** START OF INFORMATION GIVEN **
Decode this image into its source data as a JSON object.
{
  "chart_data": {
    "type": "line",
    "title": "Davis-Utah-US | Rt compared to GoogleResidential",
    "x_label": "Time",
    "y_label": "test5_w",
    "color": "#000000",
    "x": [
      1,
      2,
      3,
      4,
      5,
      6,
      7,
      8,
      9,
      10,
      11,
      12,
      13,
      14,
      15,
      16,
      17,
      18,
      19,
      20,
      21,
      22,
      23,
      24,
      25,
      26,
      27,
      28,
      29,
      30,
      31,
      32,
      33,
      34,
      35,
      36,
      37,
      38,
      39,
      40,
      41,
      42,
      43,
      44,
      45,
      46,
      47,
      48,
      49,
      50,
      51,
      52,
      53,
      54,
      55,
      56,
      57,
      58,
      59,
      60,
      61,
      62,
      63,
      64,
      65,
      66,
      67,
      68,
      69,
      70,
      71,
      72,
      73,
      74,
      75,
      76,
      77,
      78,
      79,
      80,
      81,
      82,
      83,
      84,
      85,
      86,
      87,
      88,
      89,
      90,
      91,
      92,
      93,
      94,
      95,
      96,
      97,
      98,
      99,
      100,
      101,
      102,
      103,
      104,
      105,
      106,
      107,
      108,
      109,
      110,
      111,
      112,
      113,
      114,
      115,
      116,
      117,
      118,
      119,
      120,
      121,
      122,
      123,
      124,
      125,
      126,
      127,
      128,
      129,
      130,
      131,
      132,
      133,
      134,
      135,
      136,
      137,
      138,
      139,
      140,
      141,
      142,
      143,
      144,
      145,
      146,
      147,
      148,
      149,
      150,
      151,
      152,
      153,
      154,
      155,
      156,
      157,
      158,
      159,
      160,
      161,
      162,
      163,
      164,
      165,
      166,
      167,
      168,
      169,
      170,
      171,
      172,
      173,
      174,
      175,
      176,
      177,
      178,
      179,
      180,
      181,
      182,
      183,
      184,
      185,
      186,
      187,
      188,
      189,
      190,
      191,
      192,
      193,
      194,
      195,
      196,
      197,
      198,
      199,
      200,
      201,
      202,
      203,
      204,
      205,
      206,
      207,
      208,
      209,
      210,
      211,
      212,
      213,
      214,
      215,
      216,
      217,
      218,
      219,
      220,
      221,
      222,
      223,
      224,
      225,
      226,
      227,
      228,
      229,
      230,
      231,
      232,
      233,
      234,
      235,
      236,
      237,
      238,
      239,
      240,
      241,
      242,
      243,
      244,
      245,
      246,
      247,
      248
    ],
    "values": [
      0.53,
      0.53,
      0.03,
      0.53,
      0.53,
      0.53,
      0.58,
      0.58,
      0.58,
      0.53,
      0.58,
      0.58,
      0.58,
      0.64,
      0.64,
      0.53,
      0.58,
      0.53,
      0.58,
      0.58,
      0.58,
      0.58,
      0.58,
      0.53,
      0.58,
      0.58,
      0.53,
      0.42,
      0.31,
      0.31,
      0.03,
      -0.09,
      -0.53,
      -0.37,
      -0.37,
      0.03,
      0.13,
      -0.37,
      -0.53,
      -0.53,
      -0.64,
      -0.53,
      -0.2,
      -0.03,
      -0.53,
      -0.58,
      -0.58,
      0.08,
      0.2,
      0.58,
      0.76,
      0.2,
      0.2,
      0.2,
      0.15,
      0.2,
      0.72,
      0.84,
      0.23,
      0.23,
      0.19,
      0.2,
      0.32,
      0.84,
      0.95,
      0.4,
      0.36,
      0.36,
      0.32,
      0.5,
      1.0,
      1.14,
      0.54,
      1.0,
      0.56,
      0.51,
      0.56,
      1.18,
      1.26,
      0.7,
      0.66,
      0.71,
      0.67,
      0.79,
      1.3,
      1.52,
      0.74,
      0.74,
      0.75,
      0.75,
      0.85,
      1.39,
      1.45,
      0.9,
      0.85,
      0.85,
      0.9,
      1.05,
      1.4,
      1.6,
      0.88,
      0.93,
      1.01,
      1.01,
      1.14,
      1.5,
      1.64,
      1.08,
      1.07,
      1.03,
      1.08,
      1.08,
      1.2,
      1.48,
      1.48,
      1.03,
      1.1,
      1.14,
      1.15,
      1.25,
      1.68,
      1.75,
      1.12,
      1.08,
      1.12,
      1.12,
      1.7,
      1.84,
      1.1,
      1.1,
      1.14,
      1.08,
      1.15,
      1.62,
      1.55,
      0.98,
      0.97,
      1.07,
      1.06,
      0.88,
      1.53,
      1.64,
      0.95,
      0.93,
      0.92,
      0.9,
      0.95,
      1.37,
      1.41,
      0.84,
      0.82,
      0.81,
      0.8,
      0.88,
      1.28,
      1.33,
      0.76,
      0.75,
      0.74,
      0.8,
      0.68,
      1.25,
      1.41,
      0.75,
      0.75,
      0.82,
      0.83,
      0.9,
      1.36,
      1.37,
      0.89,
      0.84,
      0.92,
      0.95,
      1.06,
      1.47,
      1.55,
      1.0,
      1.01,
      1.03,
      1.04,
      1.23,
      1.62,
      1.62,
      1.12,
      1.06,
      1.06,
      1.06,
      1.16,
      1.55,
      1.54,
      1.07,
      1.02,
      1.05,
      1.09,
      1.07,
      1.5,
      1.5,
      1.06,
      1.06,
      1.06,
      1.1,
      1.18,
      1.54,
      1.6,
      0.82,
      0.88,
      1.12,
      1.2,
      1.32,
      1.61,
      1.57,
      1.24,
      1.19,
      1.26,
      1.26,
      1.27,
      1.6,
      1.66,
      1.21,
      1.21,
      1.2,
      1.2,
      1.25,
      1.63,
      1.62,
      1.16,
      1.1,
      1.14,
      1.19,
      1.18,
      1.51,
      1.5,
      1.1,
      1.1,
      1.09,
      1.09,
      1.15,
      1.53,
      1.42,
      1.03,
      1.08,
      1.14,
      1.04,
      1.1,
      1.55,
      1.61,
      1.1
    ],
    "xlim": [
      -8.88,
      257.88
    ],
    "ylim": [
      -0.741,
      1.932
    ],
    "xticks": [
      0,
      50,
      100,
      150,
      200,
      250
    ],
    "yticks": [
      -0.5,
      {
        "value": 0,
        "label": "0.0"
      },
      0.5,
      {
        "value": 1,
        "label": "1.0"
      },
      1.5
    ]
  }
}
** END OF INFORMATION GIVEN **
#### [WORK TO COMPLETE]
From the data above, extract every line in its exact form.

#### [THE SOLUTION]
Decode this image into its source data as a JSON object.
{
  "chart_data": {
    "type": "line",
    "title": "Davis-Utah-US | Rt compared to GoogleResidential",
    "x_label": "Time",
    "y_label": "test5_w",
    "color": "#000000",
    "x": [
      1,
      2,
      3,
      4,
      5,
      6,
      7,
      8,
      9,
      10,
      11,
      12,
      13,
      14,
      15,
      16,
      17,
      18,
      19,
      20,
      21,
      22,
      23,
      24,
      25,
      26,
      27,
      28,
      29,
      30,
      31,
      32,
      33,
      34,
      35,
      36,
      37,
      38,
      39,
      40,
      41,
      42,
      43,
      44,
      45,
      46,
      47,
      48,
      49,
      50,
      51,
      52,
      53,
      54,
      55,
      56,
      57,
      58,
      59,
      60,
      61,
      62,
      63,
      64,
      65,
      66,
      67,
      68,
      69,
      70,
      71,
      72,
      73,
      74,
      75,
      76,
      77,
      78,
      79,
      80,
      81,
      82,
      83,
      84,
      85,
      86,
      87,
      88,
      89,
      90,
      91,
      92,
      93,
      94,
      95,
      96,
      97,
      98,
      99,
      100,
      101,
      102,
      103,
      104,
      105,
      106,
      107,
      108,
      109,
      110,
      111,
      112,
      113,
      114,
      115,
      116,
      117,
      118,
      119,
      120,
      121,
      122,
      123,
      124,
      125,
      126,
      127,
      128,
      129,
      130,
      131,
      132,
      133,
      134,
      135,
      136,
      137,
      138,
      139,
      140,
      141,
      142,
      143,
      144,
      145,
      146,
      147,
      148,
      149,
      150,
      151,
      152,
      153,
      154,
      155,
      156,
      157,
      158,
      159,
      160,
      161,
      162,
      163,
      164,
      165,
      166,
      167,
      168,
      169,
      170,
      171,
      172,
      173,
      174,
      175,
      176,
      177,
      178,
      179,
      180,
      181,
      182,
      183,
      184,
      185,
      186,
      187,
      188,
      189,
      190,
      191,
      192,
      193,
      194,
      195,
      196,
      197,
      198,
      199,
      200,
      201,
      202,
      203,
      204,
      205,
      206,
      207,
      208,
      209,
      210,
      211,
      212,
      213,
      214,
      215,
      216,
      217,
      218,
      219,
      220,
      221,
      222,
      223,
      224,
      225,
      226,
      227,
      228,
      229,
      230,
      231,
      232,
      233,
      234,
      235,
      236,
      237,
      238,
      239,
      240,
      241,
      242,
      243,
      244,
      245,
      246,
      247,
      248
    ],
    "values": [
      0.53,
      0.53,
      0.03,
      0.53,
      0.53,
      0.53,
      0.58,
      0.58,
      0.58,
      0.53,
      0.58,
      0.58,
      0.58,
      0.64,
      0.64,
      0.53,
      0.58,
      0.53,
      0.58,
      0.58,
      0.58,
      0.58,
      0.58,
      0.53,
      0.58,
      0.58,
      0.53,
      0.42,
      0.31,
      0.31,
      0.03,
      -0.09,
      -0.53,
      -0.37,
      -0.37,
      0.03,
      0.13,
      -0.37,
      -0.53,
      -0.53,
      -0.64,
      -0.53,
      -0.2,
      -0.03,
      -0.53,
      -0.58,
      -0.58,
      0.08,
      0.2,
      0.58,
      0.76,
      0.2,
      0.2,
      0.2,
      0.15,
      0.2,
      0.72,
      0.84,
      0.23,
      0.23,
      0.19,
      0.2,
      0.32,
      0.84,
      0.95,
      0.4,
      0.36,
      0.36,
      0.32,
      0.5,
      1.0,
      1.14,
      0.54,
      1.0,
      0.56,
      0.51,
      0.56,
      1.18,
      1.26,
      0.7,
      0.66,
      0.71,
      0.67,
      0.79,
      1.3,
      1.52,
      0.74,
      0.74,
      0.75,
      0.75,
      0.85,
      1.39,
      1.45,
      0.9,
      0.85,
      0.85,
      0.9,
      1.05,
      1.4,
      1.6,
      0.88,
      0.93,
      1.01,
      1.01,
      1.14,
      1.5,
      1.64,
      1.08,
      1.07,
      1.03,
      1.08,
      1.08,
      1.2,
      1.48,
      1.48,
      1.03,
      1.1,
      1.14,
      1.15,
      1.25,
      1.68,
      1.75,
      1.12,
      1.08,
      1.12,
      1.12,
      1.7,
      1.84,
      1.1,
      1.1,
      1.14,
      1.08,
      1.15,
      1.62,
      1.55,
      0.98,
      0.97,
      1.07,
      1.06,
      0.88,
      1.53,
      1.64,
      0.95,
      0.93,
      0.92,
      0.9,
      0.95,
      1.37,
      1.41,
      0.84,
      0.82,
      0.81,
      0.8,
      0.88,
      1.28,
      1.33,
      0.76,
      0.75,
      0.74,
      0.8,
      0.68,
      1.25,
      1.41,
      0.75,
      0.75,
      0.82,
      0.83,
      0.9,
      1.36,
      1.37,
      0.89,
      0.84,
      0.92,
      0.95,
      1.06,
      1.47,
      1.55,
      1.0,
      1.01,
      1.03,
      1.04,
      1.23,
      1.62,
      1.62,
      1.12,
      1.06,
      1.06,
      1.06,
      1.16,
      1.55,
      1.54,
      1.07,
      1.02,
      1.05,
      1.09,
      1.07,
      1.5,
      1.5,
      1.06,
      1.06,
      1.06,
      1.1,
      1.18,
      1.54,
      1.6,
      0.82,
      0.88,
      1.12,
      1.2,
      1.32,
      1.61,
      1.57,
      1.24,
      1.19,
      1.26,
      1.26,
      1.27,
      1.6,
      1.66,
      1.21,
      1.21,
      1.2,
      1.2,
      1.25,
      1.63,
      1.62,
      1.16,
      1.1,
      1.14,
      1.19,
      1.18,
      1.51,
      1.5,
      1.1,
      1.1,
      1.09,
      1.09,
      1.15,
      1.53,
      1.42,
      1.03,
      1.08,
      1.14,
      1.04,
      1.1,
      1.55,
      1.61,
      1.1
    ],
    "xlim": [
      -8.88,
      257.88
    ],
    "ylim": [
      -0.741,
      1.932
    ],
    "xticks": [
      0,
      50,
      100,
      150,
      200,
      250
    ],
    "yticks": [
      -0.5,
      {
        "value": 0,
        "label": "0.0"
      },
      0.5,
      {
        "value": 1,
        "label": "1.0"
      },
      1.5
    ]
  }
}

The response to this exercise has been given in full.